__Extracts from a graphics dataset__.
>> begin

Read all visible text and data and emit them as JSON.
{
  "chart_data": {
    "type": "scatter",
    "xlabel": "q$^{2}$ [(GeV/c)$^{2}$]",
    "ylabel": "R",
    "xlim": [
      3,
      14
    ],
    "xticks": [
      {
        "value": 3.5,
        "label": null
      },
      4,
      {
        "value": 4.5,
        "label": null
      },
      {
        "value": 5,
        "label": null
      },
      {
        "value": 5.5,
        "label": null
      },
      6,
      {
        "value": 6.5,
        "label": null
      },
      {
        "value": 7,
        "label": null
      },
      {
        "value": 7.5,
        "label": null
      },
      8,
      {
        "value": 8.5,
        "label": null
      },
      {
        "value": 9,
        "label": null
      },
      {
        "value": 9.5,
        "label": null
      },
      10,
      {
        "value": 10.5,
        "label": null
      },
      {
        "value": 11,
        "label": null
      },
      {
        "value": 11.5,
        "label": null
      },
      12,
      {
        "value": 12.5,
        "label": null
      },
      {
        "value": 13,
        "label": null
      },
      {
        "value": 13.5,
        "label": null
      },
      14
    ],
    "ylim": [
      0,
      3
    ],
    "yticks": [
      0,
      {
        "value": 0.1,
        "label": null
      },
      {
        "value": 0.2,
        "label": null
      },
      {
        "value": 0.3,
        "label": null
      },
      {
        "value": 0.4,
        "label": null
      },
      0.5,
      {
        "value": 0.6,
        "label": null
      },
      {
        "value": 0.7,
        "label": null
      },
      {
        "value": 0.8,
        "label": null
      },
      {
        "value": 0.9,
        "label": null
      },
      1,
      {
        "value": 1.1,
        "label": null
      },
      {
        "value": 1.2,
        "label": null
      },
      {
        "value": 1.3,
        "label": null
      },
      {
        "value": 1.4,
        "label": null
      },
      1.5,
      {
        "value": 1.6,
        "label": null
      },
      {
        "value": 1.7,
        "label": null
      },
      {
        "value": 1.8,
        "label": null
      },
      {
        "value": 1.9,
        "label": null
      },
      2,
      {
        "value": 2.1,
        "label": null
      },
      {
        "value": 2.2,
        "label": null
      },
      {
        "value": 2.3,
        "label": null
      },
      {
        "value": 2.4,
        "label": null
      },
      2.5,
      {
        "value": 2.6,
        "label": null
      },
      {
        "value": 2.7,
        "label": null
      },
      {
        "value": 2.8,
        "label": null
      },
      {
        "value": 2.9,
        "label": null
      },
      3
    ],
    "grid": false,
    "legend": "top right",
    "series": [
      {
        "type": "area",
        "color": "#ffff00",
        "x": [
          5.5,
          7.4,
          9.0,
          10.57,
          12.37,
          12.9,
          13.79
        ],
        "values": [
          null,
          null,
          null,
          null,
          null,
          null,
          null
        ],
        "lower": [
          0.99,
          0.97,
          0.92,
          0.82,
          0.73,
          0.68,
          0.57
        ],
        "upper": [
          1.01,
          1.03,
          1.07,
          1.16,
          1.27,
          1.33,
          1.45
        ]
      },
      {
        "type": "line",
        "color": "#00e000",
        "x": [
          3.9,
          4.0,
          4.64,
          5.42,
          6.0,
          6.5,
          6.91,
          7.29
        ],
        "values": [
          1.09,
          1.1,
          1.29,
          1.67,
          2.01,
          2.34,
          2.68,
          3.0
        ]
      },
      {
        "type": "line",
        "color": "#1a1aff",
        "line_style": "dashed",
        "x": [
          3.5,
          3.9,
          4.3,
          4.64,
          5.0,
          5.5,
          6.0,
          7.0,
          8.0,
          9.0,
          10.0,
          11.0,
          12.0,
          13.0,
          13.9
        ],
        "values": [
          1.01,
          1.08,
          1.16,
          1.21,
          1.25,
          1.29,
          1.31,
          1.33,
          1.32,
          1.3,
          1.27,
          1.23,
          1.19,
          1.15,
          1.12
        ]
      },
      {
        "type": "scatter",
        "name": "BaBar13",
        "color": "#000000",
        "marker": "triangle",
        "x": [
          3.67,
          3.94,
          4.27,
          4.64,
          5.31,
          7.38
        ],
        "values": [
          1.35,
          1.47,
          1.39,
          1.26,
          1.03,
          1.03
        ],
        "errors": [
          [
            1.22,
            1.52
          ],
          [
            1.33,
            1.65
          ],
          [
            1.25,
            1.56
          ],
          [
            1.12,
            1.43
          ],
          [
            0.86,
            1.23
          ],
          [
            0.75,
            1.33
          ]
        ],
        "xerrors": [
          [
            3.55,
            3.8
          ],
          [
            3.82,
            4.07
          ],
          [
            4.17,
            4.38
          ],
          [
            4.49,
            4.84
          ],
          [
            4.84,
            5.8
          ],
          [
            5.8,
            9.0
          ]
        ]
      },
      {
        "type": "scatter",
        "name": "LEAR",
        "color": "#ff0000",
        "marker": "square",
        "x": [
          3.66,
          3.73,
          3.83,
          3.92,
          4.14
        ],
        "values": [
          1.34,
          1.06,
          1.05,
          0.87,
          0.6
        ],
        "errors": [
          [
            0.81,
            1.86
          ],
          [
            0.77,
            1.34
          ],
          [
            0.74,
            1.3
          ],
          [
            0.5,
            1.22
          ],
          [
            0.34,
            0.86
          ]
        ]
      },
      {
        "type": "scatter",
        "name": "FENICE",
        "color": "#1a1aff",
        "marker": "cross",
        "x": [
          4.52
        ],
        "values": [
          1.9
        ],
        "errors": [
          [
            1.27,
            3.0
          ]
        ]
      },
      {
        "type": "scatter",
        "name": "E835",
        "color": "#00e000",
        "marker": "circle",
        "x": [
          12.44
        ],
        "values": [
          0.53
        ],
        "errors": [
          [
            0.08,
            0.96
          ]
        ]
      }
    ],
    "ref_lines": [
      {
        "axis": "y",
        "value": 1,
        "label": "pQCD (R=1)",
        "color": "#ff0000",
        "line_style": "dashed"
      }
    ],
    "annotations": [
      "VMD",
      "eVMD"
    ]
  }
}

>> end

__DIRECTIVE__. Return each entry from the material above exactly as it appears.

__CORRECT ANSWER__.
Read all visible text and data and emit them as JSON.
{
  "chart_data": {
    "type": "scatter",
    "xlabel": "q$^{2}$ [(GeV/c)$^{2}$]",
    "ylabel": "R",
    "xlim": [
      3,
      14
    ],
    "xticks": [
      {
        "value": 3.5,
        "label": null
      },
      4,
      {
        "value": 4.5,
        "label": null
      },
      {
        "value": 5,
        "label": null
      },
      {
        "value": 5.5,
        "label": null
      },
      6,
      {
        "value": 6.5,
        "label": null
      },
      {
        "value": 7,
        "label": null
      },
      {
        "value": 7.5,
        "label": null
      },
      8,
      {
        "value": 8.5,
        "label": null
      },
      {
        "value": 9,
        "label": null
      },
      {
        "value": 9.5,
        "label": null
      },
      10,
      {
        "value": 10.5,
        "label": null
      },
      {
        "value": 11,
        "label": null
      },
      {
        "value": 11.5,
        "label": null
      },
      12,
      {
        "value": 12.5,
        "label": null
      },
      {
        "value": 13,
        "label": null
      },
      {
        "value": 13.5,
        "label": null
      },
      14
    ],
    "ylim": [
      0,
      3
    ],
    "yticks": [
      0,
      {
        "value": 0.1,
        "label": null
      },
      {
        "value": 0.2,
        "label": null
      },
      {
        "value": 0.3,
        "label": null
      },
      {
        "value": 0.4,
        "label": null
      },
      0.5,
      {
        "value": 0.6,
        "label": null
      },
      {
        "value": 0.7,
        "label": null
      },
      {
        "value": 0.8,
        "label": null
      },
      {
        "value": 0.9,
        "label": null
      },
      1,
      {
        "value": 1.1,
        "label": null
      },
      {
        "value": 1.2,
        "label": null
      },
      {
        "value": 1.3,
        "label": null
      },
      {
        "value": 1.4,
        "label": null
      },
      1.5,
      {
        "value": 1.6,
        "label": null
      },
      {
        "value": 1.7,
        "label": null
      },
      {
        "value": 1.8,
        "label": null
      },
      {
        "value": 1.9,
        "label": null
      },
      2,
      {
        "value": 2.1,
        "label": null
      },
      {
        "value": 2.2,
        "label": null
      },
      {
        "value": 2.3,
        "label": null
      },
      {
        "value": 2.4,
        "label": null
      },
      2.5,
      {
        "value": 2.6,
        "label": null
      },
      {
        "value": 2.7,
        "label": null
      },
      {
        "value": 2.8,
        "label": null
      },
      {
        "value": 2.9,
        "label": null
      },
      3
    ],
    "grid": false,
    "legend": "top right",
    "series": [
      {
        "type": "area",
        "color": "#ffff00",
        "x": [
          5.5,
          7.4,
          9.0,
          10.57,
          12.37,
          12.9,
          13.79
        ],
        "values": [
          null,
          null,
          null,
          null,
          null,
          null,
          null
        ],
        "lower": [
          0.99,
          0.97,
          0.92,
          0.82,
          0.73,
          0.68,
          0.57
        ],
        "upper": [
          1.01,
          1.03,
          1.07,
          1.16,
          1.27,
          1.33,
          1.45
        ]
      },
      {
        "type": "line",
        "color": "#00e000",
        "x": [
          3.9,
          4.0,
          4.64,
          5.42,
          6.0,
          6.5,
          6.91,
          7.29
        ],
        "values": [
          1.09,
          1.1,
          1.29,
          1.67,
          2.01,
          2.34,
          2.68,
          3.0
        ]
      },
      {
        "type": "line",
        "color": "#1a1aff",
        "line_style": "dashed",
        "x": [
          3.5,
          3.9,
          4.3,
          4.64,
          5.0,
          5.5,
          6.0,
          7.0,
          8.0,
          9.0,
          10.0,
          11.0,
          12.0,
          13.0,
          13.9
        ],
        "values": [
          1.01,
          1.08,
          1.16,
          1.21,
          1.25,
          1.29,
          1.31,
          1.33,
          1.32,
          1.3,
          1.27,
          1.23,
          1.19,
          1.15,
          1.12
        ]
      },
      {
        "type": "scatter",
        "name": "BaBar13",
        "color": "#000000",
        "marker": "triangle",
        "x": [
          3.67,
          3.94,
          4.27,
          4.64,
          5.31,
          7.38
        ],
        "values": [
          1.35,
          1.47,
          1.39,
          1.26,
          1.03,
          1.03
        ],
        "errors": [
          [
            1.22,
            1.52
          ],
          [
            1.33,
            1.65
          ],
          [
            1.25,
            1.56
          ],
          [
            1.12,
            1.43
          ],
          [
            0.86,
            1.23
          ],
          [
            0.75,
            1.33
          ]
        ],
        "xerrors": [
          [
            3.55,
            3.8
          ],
          [
            3.82,
            4.07
          ],
          [
            4.17,
            4.38
          ],
          [
            4.49,
            4.84
          ],
          [
            4.84,
            5.8
          ],
          [
            5.8,
            9.0
          ]
        ]
      },
      {
        "type": "scatter",
        "name": "LEAR",
        "color": "#ff0000",
        "marker": "square",
        "x": [
          3.66,
          3.73,
          3.83,
          3.92,
          4.14
        ],
        "values": [
          1.34,
          1.06,
          1.05,
          0.87,
          0.6
        ],
        "errors": [
          [
            0.81,
            1.86
          ],
          [
            0.77,
            1.34
          ],
          [
            0.74,
            1.3
          ],
          [
            0.5,
            1.22
          ],
          [
            0.34,
            0.86
          ]
        ]
      },
      {
        "type": "scatter",
        "name": "FENICE",
        "color": "#1a1aff",
        "marker": "cross",
        "x": [
          4.52
        ],
        "values": [
          1.9
        ],
        "errors": [
          [
            1.27,
            3.0
          ]
        ]
      },
      {
        "type": "scatter",
        "name": "E835",
        "color": "#00e000",
        "marker": "circle",
        "x": [
          12.44
        ],
        "values": [
          0.53
        ],
        "errors": [
          [
            0.08,
            0.96
          ]
        ]
      }
    ],
    "ref_lines": [
      {
        "axis": "y",
        "value": 1,
        "label": "pQCD (R=1)",
        "color": "#ff0000",
        "line_style": "dashed"
      }
    ],
    "annotations": [
      "VMD",
      "eVMD"
    ]
  }
}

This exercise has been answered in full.